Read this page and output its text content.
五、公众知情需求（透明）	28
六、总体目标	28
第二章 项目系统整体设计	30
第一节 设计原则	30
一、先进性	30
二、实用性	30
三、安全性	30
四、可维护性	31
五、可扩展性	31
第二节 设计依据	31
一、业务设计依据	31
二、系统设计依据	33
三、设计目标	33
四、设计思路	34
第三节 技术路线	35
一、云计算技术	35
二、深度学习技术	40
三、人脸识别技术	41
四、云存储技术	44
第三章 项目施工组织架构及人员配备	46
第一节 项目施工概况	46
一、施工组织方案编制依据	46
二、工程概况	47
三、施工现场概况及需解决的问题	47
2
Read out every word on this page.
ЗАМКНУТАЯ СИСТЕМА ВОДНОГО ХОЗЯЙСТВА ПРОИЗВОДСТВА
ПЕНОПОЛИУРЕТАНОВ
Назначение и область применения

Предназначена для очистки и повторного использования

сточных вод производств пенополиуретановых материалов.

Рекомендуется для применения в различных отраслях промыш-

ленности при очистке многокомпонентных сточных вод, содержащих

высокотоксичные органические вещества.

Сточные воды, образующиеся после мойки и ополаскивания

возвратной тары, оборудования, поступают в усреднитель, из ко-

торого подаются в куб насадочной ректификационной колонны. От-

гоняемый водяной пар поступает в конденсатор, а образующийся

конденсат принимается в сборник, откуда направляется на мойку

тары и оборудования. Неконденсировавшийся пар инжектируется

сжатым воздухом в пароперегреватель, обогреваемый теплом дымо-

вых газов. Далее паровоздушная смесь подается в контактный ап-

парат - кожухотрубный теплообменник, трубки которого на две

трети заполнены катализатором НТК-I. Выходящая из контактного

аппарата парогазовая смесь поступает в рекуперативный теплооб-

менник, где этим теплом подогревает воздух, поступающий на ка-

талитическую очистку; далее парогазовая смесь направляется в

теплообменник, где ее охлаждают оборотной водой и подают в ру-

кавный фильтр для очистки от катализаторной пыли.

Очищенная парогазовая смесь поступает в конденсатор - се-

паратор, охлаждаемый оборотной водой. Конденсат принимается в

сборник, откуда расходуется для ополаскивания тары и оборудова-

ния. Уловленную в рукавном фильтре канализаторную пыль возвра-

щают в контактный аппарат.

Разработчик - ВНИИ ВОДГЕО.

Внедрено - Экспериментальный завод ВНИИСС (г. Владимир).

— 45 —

> TO DO
Your task is to print the whole listing again exactly.

> ANSWER TO THE PROBLEM
Read this page and output its text content.
五、公众知情需求（透明）	28
六、总体目标	28
第二章 项目系统整体设计	30
第一节 设计原则	30
一、先进性	30
二、实用性	30
三、安全性	30
四、可维护性	31
五、可扩展性	31
第二节 设计依据	31
一、业务设计依据	31
二、系统设计依据	33
三、设计目标	33
四、设计思路	34
第三节 技术路线	35
一、云计算技术	35
二、深度学习技术	40
三、人脸识别技术	41
四、云存储技术	44
第三章 项目施工组织架构及人员配备	46
第一节 项目施工概况	46
一、施工组织方案编制依据	46
二、工程概况	47
三、施工现场概况及需解决的问题	47
2
Read out every word on this page.
ЗАМКНУТАЯ СИСТЕМА ВОДНОГО ХОЗЯЙСТВА ПРОИЗВОДСТВА
ПЕНОПОЛИУРЕТАНОВ
Назначение и область применения

Предназначена для очистки и повторного использования

сточных вод производств пенополиуретановых материалов.

Рекомендуется для применения в различных отраслях промыш-

ленности при очистке многокомпонентных сточных вод, содержащих

высокотоксичные органические вещества.

Сточные воды, образующиеся после мойки и ополаскивания

возвратной тары, оборудования, поступают в усреднитель, из ко-

торого подаются в куб насадочной ректификационной колонны. От-

гоняемый водяной пар поступает в конденсатор, а образующийся

конденсат принимается в сборник, откуда направляется на мойку

тары и оборудования. Неконденсировавшийся пар инжектируется

сжатым воздухом в пароперегреватель, обогреваемый теплом дымо-

вых газов. Далее паровоздушная смесь подается в контактный ап-

парат - кожухотрубный теплообменник, трубки которого на две

трети заполнены катализатором НТК-I. Выходящая из контактного

аппарата парогазовая смесь поступает в рекуперативный теплооб-

менник, где этим теплом подогревает воздух, поступающий на ка-

талитическую очистку; далее парогазовая смесь направляется в

теплообменник, где ее охлаждают оборотной водой и подают в ру-

кавный фильтр для очистки от катализаторной пыли.

Очищенная парогазовая смесь поступает в конденсатор - се-

паратор, охлаждаемый оборотной водой. Конденсат принимается в

сборник, откуда расходуется для ополаскивания тары и оборудова-

ния. Уловленную в рукавном фильтре канализаторную пыль возвра-

щают в контактный аппарат.

Разработчик - ВНИИ ВОДГЕО.

Внедрено - Экспериментальный завод ВНИИСС (г. Владимир).

— 45 —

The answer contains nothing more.